→ What the task asks
The entries below should be quoted exactly, with no pictures carried over.
※
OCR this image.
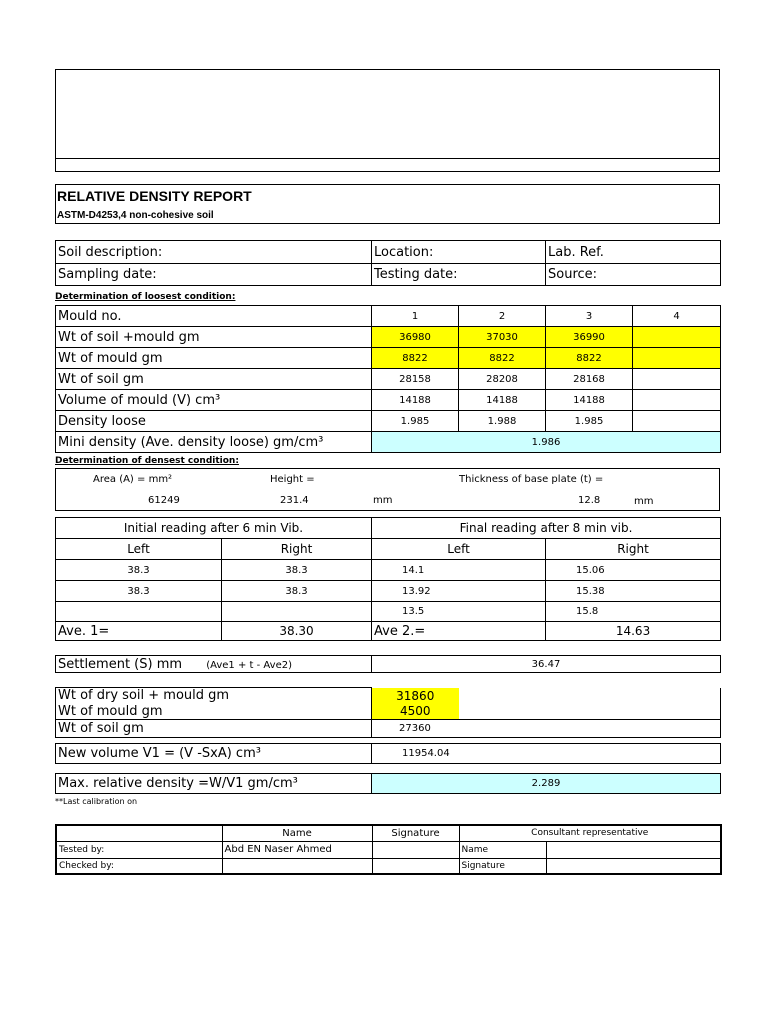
RELATIVE DENSITY REPORT
ASTM-D4253,4 non-cohesive soil
Soil description:	Location:	Lab. Ref.
Sampling date:	Testing date:	Source:
Determination of loosest condition:
Mould no.	1	2	3	4
Wt of soil +mould gm	36980	37030	36990	
Wt of mould gm	8822	8822	8822	
Wt of soil gm	28158	28208	28168	
Volume of mould (V) cm³	14188	14188	14188	
Density loose	1.985	1.988	1.985	
Mini density (Ave. density loose) gm/cm³	1.986			
Determination of densest condition:
Area (A) = mm²	Height =	Thickness of base plate (t) =
61249	231.4	mm	12.8	mm
Initial reading after 6 min Vib.		Final reading after 8 min vib.	
Left	Right	Left	Right
38.3	38.3	14.1	15.06
38.3	38.3	13.92	15.38
		13.5	15.8
Ave. 1=	38.30	Ave 2.=	14.63
Settlement (S) mm (Ave1 + t - Ave2)	36.47
Wt of dry soil + mould gm	31860	
Wt of mould gm	4500	
Wt of soil gm	27360	
New volume V1 = (V -SxA) cm³	11954.04
Max. relative density =W/V1 gm/cm³	2.289
**Last calibration on
	Name	Signature	Consultant representative	
Tested by:	Abd EN Naser Ahmed		Name	
Checked by:			Signature	
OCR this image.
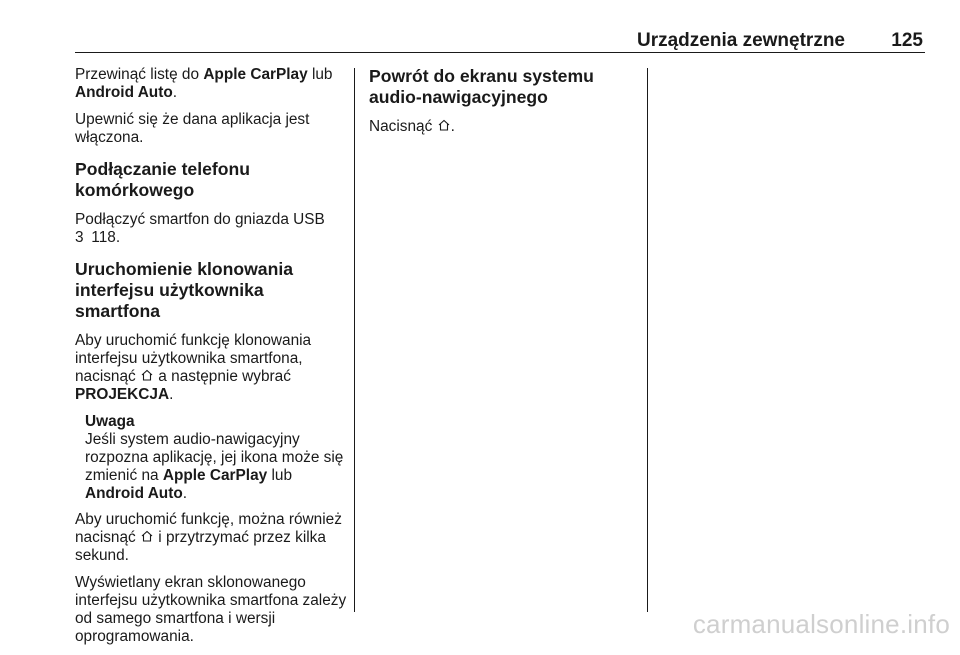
Urządzenia zewnętrzne 125

Przewinąć listę do Apple CarPlay lub
Android Auto.

Upewnić się że dana aplikacja jest włączona.

Podłączanie telefonu komórkowego

Podłączyć smartfon do gniazda USB
3 118.

Uruchomienie klonowania interfejsu użytkownika smartfona

Aby uruchomić funkcję klonowania interfejsu użytkownika smartfona, nacisnąć  a następnie wybrać
PROJEKCJA.

Uwaga
Jeśli system audio-nawigacyjny rozpozna aplikację, jej ikona może się zmienić na Apple CarPlay lub
Android Auto.

Aby uruchomić funkcję, można również nacisnąć  i przytrzymać przez kilka sekund.

Wyświetlany ekran sklonowanego interfejsu użytkownika smartfona zależy od samego smartfona i wersji oprogramowania.

Powrót do ekranu systemu audio-nawigacyjnego

Nacisnąć .

carmanualsonline.info
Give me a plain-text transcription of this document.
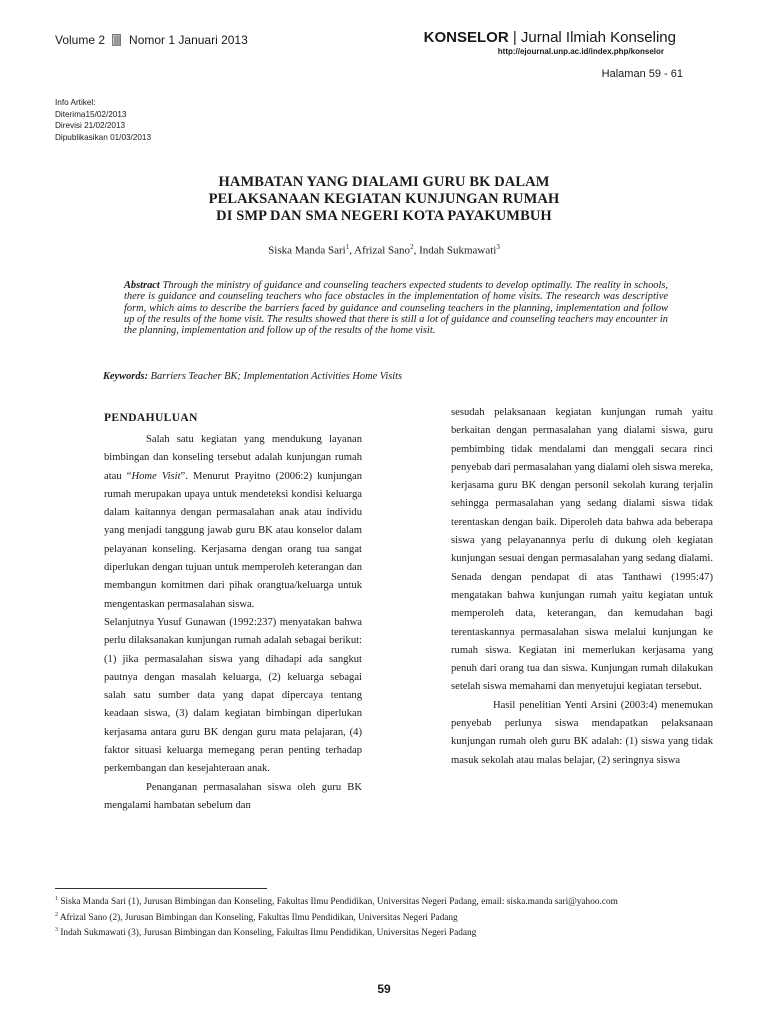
Volume 2 Nomor 1 Januari 2013	KONSELOR | Jurnal Ilmiah Konseling
http://ejournal.unp.ac.id/index.php/konselor
Halaman 59 - 61
Info Artikel:
Diterima15/02/2013
Direvisi 21/02/2013
Dipublikasikan 01/03/2013
HAMBATAN YANG DIALAMI GURU BK DALAM
PELAKSANAAN KEGIATAN KUNJUNGAN RUMAH
DI SMP DAN SMA NEGERI KOTA PAYAKUMBUH
Siska Manda Sari$^1$, Afrizal Sano$^2$, Indah Sukmawati$^3$
Abstract Through the ministry of guidance and counseling teachers expected students to develop optimally. The reality in schools, there is guidance and counseling teachers who face obstacles in the implementation of home visits. The research was descriptive form, which aims to describe the barriers faced by guidance and counseling teachers in the planning, implementation and follow up of the results of the home visit. The results showed that there is still a lot of guidance and counseling teachers may encounter in the planning, implementation and follow up of the results of the home visit.
Keywords: Barriers Teacher BK; Implementation Activities Home Visits
PENDAHULUAN

Salah satu kegiatan yang mendukung layanan bimbingan dan konseling tersebut adalah kunjungan rumah atau “Home Visit”. Menurut Prayitno (2006:2) kunjungan rumah merupakan upaya untuk mendeteksi kondisi keluarga dalam kaitannya dengan permasalahan anak atau individu yang menjadi tanggung jawab guru BK atau konselor dalam pelayanan konseling. Kerjasama dengan orang tua sangat diperlukan dengan tujuan untuk memperoleh keterangan dan membangun komitmen dari pihak orangtua/keluarga untuk mengentaskan permasalahan siswa.

Selanjutnya Yusuf Gunawan (1992:237) menyatakan bahwa perlu dilaksanakan kunjungan rumah adalah sebagai berikut: (1) jika permasalahan siswa yang dihadapi ada sangkut pautnya dengan masalah keluarga, (2) keluarga sebagai salah satu sumber data yang dapat dipercaya tentang keadaan siswa, (3) dalam kegiatan bimbingan diperlukan kerjasama antara guru BK dengan guru mata pelajaran, (4) faktor situasi keluarga memegang peran penting terhadap perkembangan dan kesejahteraan anak.

Penanganan permasalahan siswa oleh guru BK mengalami hambatan sebelum dan

sesudah pelaksanaan kegiatan kunjungan rumah yaitu berkaitan dengan permasalahan yang dialami siswa, guru pembimbing tidak mendalami dan menggali secara rinci penyebab dari permasalahan yang dialami oleh siswa mereka, kerjasama guru BK dengan personil sekolah kurang terjalin sehingga permasalahan yang sedang dialami siswa tidak terentaskan dengan baik. Diperoleh data bahwa ada beberapa siswa yang pelayanannya perlu di dukung oleh kegiatan kunjungan sesuai dengan permasalahan yang sedang dialami. Senada dengan pendapat di atas Tanthawi (1995:47) mengatakan bahwa kunjungan rumah yaitu kegiatan untuk memperoleh data, keterangan, dan kemudahan bagi terentaskannya permasalahan siswa melalui kunjungan ke rumah siswa. Kegiatan ini memerlukan kerjasama yang penuh dari orang tua dan siswa. Kunjungan rumah dilakukan setelah siswa memahami dan menyetujui kegiatan tersebut.

Hasil penelitian Yenti Arsini (2003:4) menemukan penyebab perlunya siswa mendapatkan pelaksanaan kunjungan rumah oleh guru BK adalah: (1) siswa yang tidak masuk sekolah atau malas belajar, (2) seringnya siswa

$^1$ Siska Manda Sari (1), Jurusan Bimbingan dan Konseling, Fakultas Ilmu Pendidikan, Universitas Negeri Padang, email: siska.manda sari@yahoo.com
$^2$ Afrizal Sano (2), Jurusan Bimbingan dan Konseling, Fakultas Ilmu Pendidikan, Universitas Negeri Padang
$^3$ Indah Sukmawati (3), Jurusan Bimbingan dan Konseling, Fakultas Ilmu Pendidikan, Universitas Negeri Padang
59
※
→ Final result
OCR this image.
RELATIVE DENSITY REPORT
ASTM-D4253,4 non-cohesive soil
Soil description:	Location:	Lab. Ref.
Sampling date:	Testing date:	Source:
Determination of loosest condition:
Mould no.	1	2	3	4
Wt of soil +mould gm	36980	37030	36990	
Wt of mould gm	8822	8822	8822	
Wt of soil gm	28158	28208	28168	
Volume of mould (V) cm³	14188	14188	14188	
Density loose	1.985	1.988	1.985	
Mini density (Ave. density loose) gm/cm³	1.986			
Determination of densest condition:
Area (A) = mm²	Height =	Thickness of base plate (t) =
61249	231.4	mm	12.8	mm
Initial reading after 6 min Vib.		Final reading after 8 min vib.	
Left	Right	Left	Right
38.3	38.3	14.1	15.06
38.3	38.3	13.92	15.38
		13.5	15.8
Ave. 1=	38.30	Ave 2.=	14.63
Settlement (S) mm (Ave1 + t - Ave2)	36.47
Wt of dry soil + mould gm	31860	
Wt of mould gm	4500	
Wt of soil gm	27360	
New volume V1 = (V -SxA) cm³	11954.04
Max. relative density =W/V1 gm/cm³	2.289
**Last calibration on
	Name	Signature	Consultant representative	
Tested by:	Abd EN Naser Ahmed		Name	
Checked by:			Signature	
OCR this image.
Urządzenia zewnętrzne 125

Przewinąć listę do Apple CarPlay lub
Android Auto.

Upewnić się że dana aplikacja jest włączona.

Podłączanie telefonu komórkowego

Podłączyć smartfon do gniazda USB
3 118.

Uruchomienie klonowania interfejsu użytkownika smartfona

Aby uruchomić funkcję klonowania interfejsu użytkownika smartfona, nacisnąć  a następnie wybrać
PROJEKCJA.

Uwaga
Jeśli system audio-nawigacyjny rozpozna aplikację, jej ikona może się zmienić na Apple CarPlay lub
Android Auto.

Aby uruchomić funkcję, można również nacisnąć  i przytrzymać przez kilka sekund.

Wyświetlany ekran sklonowanego interfejsu użytkownika smartfona zależy od samego smartfona i wersji oprogramowania.

Powrót do ekranu systemu audio-nawigacyjnego

Nacisnąć .

carmanualsonline.info
Give me a plain-text transcription of this document.
Volume 2 Nomor 1 Januari 2013	KONSELOR | Jurnal Ilmiah Konseling
http://ejournal.unp.ac.id/index.php/konselor
Halaman 59 - 61
Info Artikel:
Diterima15/02/2013
Direvisi 21/02/2013
Dipublikasikan 01/03/2013
HAMBATAN YANG DIALAMI GURU BK DALAM
PELAKSANAAN KEGIATAN KUNJUNGAN RUMAH
DI SMP DAN SMA NEGERI KOTA PAYAKUMBUH
Siska Manda Sari$^1$, Afrizal Sano$^2$, Indah Sukmawati$^3$
Abstract Through the ministry of guidance and counseling teachers expected students to develop optimally. The reality in schools, there is guidance and counseling teachers who face obstacles in the implementation of home visits. The research was descriptive form, which aims to describe the barriers faced by guidance and counseling teachers in the planning, implementation and follow up of the results of the home visit. The results showed that there is still a lot of guidance and counseling teachers may encounter in the planning, implementation and follow up of the results of the home visit.
Keywords: Barriers Teacher BK; Implementation Activities Home Visits
PENDAHULUAN

Salah satu kegiatan yang mendukung layanan bimbingan dan konseling tersebut adalah kunjungan rumah atau “Home Visit”. Menurut Prayitno (2006:2) kunjungan rumah merupakan upaya untuk mendeteksi kondisi keluarga dalam kaitannya dengan permasalahan anak atau individu yang menjadi tanggung jawab guru BK atau konselor dalam pelayanan konseling. Kerjasama dengan orang tua sangat diperlukan dengan tujuan untuk memperoleh keterangan dan membangun komitmen dari pihak orangtua/keluarga untuk mengentaskan permasalahan siswa.

Selanjutnya Yusuf Gunawan (1992:237) menyatakan bahwa perlu dilaksanakan kunjungan rumah adalah sebagai berikut: (1) jika permasalahan siswa yang dihadapi ada sangkut pautnya dengan masalah keluarga, (2) keluarga sebagai salah satu sumber data yang dapat dipercaya tentang keadaan siswa, (3) dalam kegiatan bimbingan diperlukan kerjasama antara guru BK dengan guru mata pelajaran, (4) faktor situasi keluarga memegang peran penting terhadap perkembangan dan kesejahteraan anak.

Penanganan permasalahan siswa oleh guru BK mengalami hambatan sebelum dan

sesudah pelaksanaan kegiatan kunjungan rumah yaitu berkaitan dengan permasalahan yang dialami siswa, guru pembimbing tidak mendalami dan menggali secara rinci penyebab dari permasalahan yang dialami oleh siswa mereka, kerjasama guru BK dengan personil sekolah kurang terjalin sehingga permasalahan yang sedang dialami siswa tidak terentaskan dengan baik. Diperoleh data bahwa ada beberapa siswa yang pelayanannya perlu di dukung oleh kegiatan kunjungan sesuai dengan permasalahan yang sedang dialami. Senada dengan pendapat di atas Tanthawi (1995:47) mengatakan bahwa kunjungan rumah yaitu kegiatan untuk memperoleh data, keterangan, dan kemudahan bagi terentaskannya permasalahan siswa melalui kunjungan ke rumah siswa. Kegiatan ini memerlukan kerjasama yang penuh dari orang tua dan siswa. Kunjungan rumah dilakukan setelah siswa memahami dan menyetujui kegiatan tersebut.

Hasil penelitian Yenti Arsini (2003:4) menemukan penyebab perlunya siswa mendapatkan pelaksanaan kunjungan rumah oleh guru BK adalah: (1) siswa yang tidak masuk sekolah atau malas belajar, (2) seringnya siswa

$^1$ Siska Manda Sari (1), Jurusan Bimbingan dan Konseling, Fakultas Ilmu Pendidikan, Universitas Negeri Padang, email: siska.manda sari@yahoo.com
$^2$ Afrizal Sano (2), Jurusan Bimbingan dan Konseling, Fakultas Ilmu Pendidikan, Universitas Negeri Padang
$^3$ Indah Sukmawati (3), Jurusan Bimbingan dan Konseling, Fakultas Ilmu Pendidikan, Universitas Negeri Padang
59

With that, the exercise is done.